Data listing
###
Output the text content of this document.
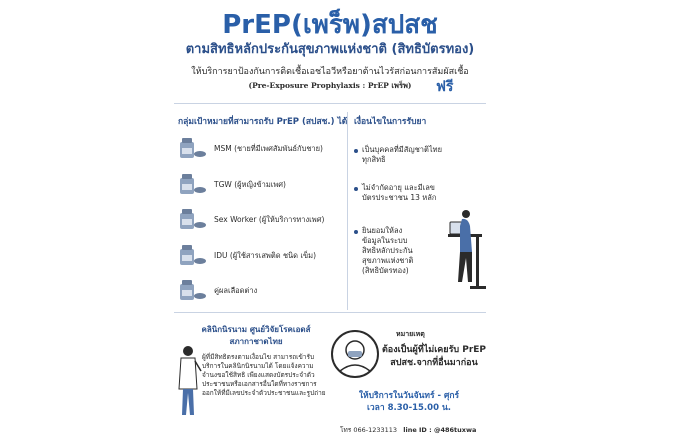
PrEP(เพร็พ)สปสช
ตามสิทธิหลักประกันสุขภาพแห่งชาติ (สิทธิบัตรทอง)
ให้บริการยาป้องกันการติดเชื้อเอชไอวีหรือยาต้านไวรัสก่อนการสัมผัสเชื้อ
(Pre-Exposure Prophylaxis : PrEP เพร็พ)	ฟรี
กลุ่มเป้าหมายที่สามารถรับ PrEP (สปสช.) ได้ เงื่อนไขในการรับยา
MSM (ชายที่มีเพศสัมพันธ์กับชาย)
TGW (ผู้หญิงข้ามเพศ)
Sex Worker (ผู้ให้บริการทางเพศ)
IDU (ผู้ใช้สารเสพติด ชนิด เข็ม)
คู่ผลเลือดต่าง
เป็นบุคคลที่มีสัญชาติไทย
ทุกสิทธิ
ไม่จำกัดอายุ และมีเลข
บัตรประชาชน 13 หลัก
ยินยอมให้ลง
ข้อมูลในระบบ
สิทธิหลักประกัน
สุขภาพแห่งชาติ
(สิทธิบัตรทอง)
คลินิกนิรนาม ศูนย์วิจัยโรคเอดส์
สภากาชาดไทย
ผู้ที่มีสิทธิตรงตามเงื่อนไข สามารถเข้ารับบริการในคลินิกนิรนามได้ โดยแจ้งความจำนงขอใช้สิทธิ เพียงแสดงบัตรประจำตัวประชาชนหรือเอกสารอื่นใดที่ทางราชการออกให้ที่มีเลขประจำตัวประชาชนและรูปถ่าย
หมายเหตุ
ต้องเป็นผู้ที่ไม่เคยรับ PrEP สปสช.จากที่อื่นมาก่อน
ให้บริการในวันจันทร์ - ศุกร์
เวลา 8.30-15.00 น.
โทร 066-1233113 line ID : @486tuxwa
###
### YOUR INSTRUCTIONS:
Each line of the material must be retyped exactly, except that images are omitted.

### REPLY:
Output the text content of this document.
PrEP(เพร็พ)สปสช
ตามสิทธิหลักประกันสุขภาพแห่งชาติ (สิทธิบัตรทอง)
ให้บริการยาป้องกันการติดเชื้อเอชไอวีหรือยาต้านไวรัสก่อนการสัมผัสเชื้อ
(Pre-Exposure Prophylaxis : PrEP เพร็พ)	ฟรี
กลุ่มเป้าหมายที่สามารถรับ PrEP (สปสช.) ได้ เงื่อนไขในการรับยา
MSM (ชายที่มีเพศสัมพันธ์กับชาย)
TGW (ผู้หญิงข้ามเพศ)
Sex Worker (ผู้ให้บริการทางเพศ)
IDU (ผู้ใช้สารเสพติด ชนิด เข็ม)
คู่ผลเลือดต่าง
เป็นบุคคลที่มีสัญชาติไทย
ทุกสิทธิ
ไม่จำกัดอายุ และมีเลข
บัตรประชาชน 13 หลัก
ยินยอมให้ลง
ข้อมูลในระบบ
สิทธิหลักประกัน
สุขภาพแห่งชาติ
(สิทธิบัตรทอง)
คลินิกนิรนาม ศูนย์วิจัยโรคเอดส์
สภากาชาดไทย
ผู้ที่มีสิทธิตรงตามเงื่อนไข สามารถเข้ารับบริการในคลินิกนิรนามได้ โดยแจ้งความจำนงขอใช้สิทธิ เพียงแสดงบัตรประจำตัวประชาชนหรือเอกสารอื่นใดที่ทางราชการออกให้ที่มีเลขประจำตัวประชาชนและรูปถ่าย
หมายเหตุ
ต้องเป็นผู้ที่ไม่เคยรับ PrEP สปสช.จากที่อื่นมาก่อน
ให้บริการในวันจันทร์ - ศุกร์
เวลา 8.30-15.00 น.
โทร 066-1233113 line ID : @486tuxwa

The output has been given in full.